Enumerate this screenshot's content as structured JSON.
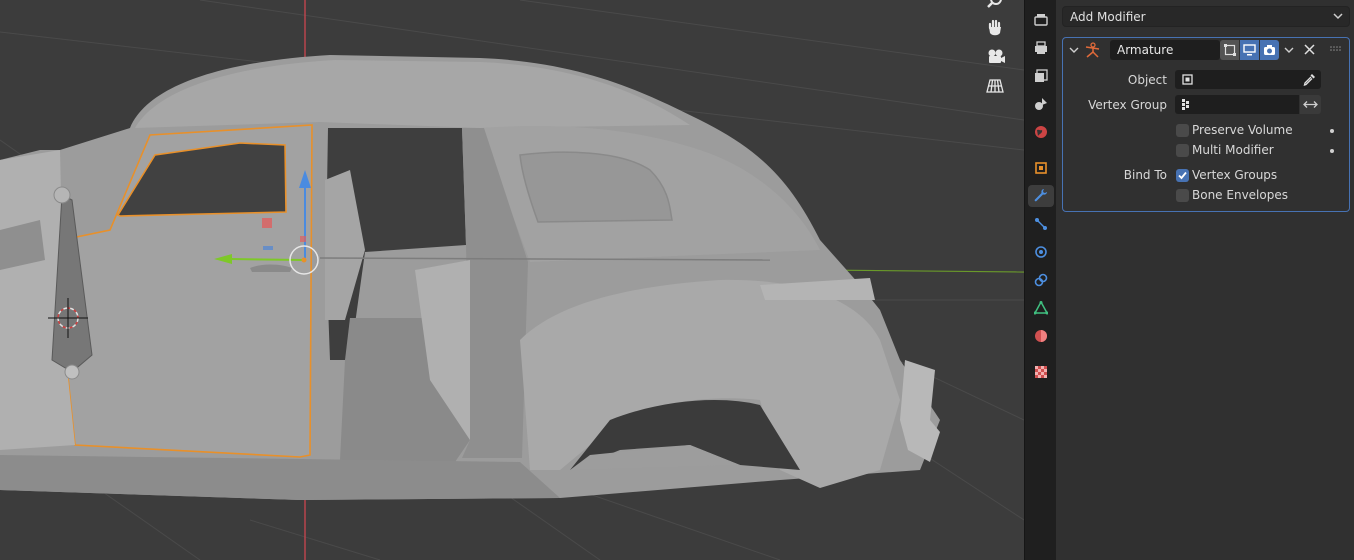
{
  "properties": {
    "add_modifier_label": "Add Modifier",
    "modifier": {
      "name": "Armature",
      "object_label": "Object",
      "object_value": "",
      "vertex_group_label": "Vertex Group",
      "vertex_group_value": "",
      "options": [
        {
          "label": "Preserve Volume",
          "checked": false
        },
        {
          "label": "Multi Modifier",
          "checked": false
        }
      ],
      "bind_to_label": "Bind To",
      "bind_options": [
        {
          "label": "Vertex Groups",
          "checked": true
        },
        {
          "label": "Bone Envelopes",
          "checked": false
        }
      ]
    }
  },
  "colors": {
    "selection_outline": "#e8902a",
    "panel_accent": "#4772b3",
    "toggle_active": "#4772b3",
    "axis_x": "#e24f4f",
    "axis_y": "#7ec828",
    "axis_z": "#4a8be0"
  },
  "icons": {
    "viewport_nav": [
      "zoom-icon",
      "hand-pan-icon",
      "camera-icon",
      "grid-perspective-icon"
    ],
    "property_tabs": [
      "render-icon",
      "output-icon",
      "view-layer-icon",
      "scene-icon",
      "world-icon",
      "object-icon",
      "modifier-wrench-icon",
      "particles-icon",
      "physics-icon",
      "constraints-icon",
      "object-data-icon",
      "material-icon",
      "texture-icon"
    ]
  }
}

________________________

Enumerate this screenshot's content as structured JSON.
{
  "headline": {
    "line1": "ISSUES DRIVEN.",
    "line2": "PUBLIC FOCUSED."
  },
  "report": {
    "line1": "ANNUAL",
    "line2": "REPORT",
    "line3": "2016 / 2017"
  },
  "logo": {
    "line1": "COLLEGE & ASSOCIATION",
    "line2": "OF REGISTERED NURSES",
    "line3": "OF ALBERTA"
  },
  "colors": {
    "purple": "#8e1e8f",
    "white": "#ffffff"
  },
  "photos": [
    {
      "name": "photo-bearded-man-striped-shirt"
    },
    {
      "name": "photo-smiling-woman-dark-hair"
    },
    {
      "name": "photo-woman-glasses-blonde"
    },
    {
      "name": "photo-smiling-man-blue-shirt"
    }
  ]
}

________________________

* _AIM_
In how many lines of the data does the string "shirt" appear? Give only the number.

* _RESULT OF THE TASK_
2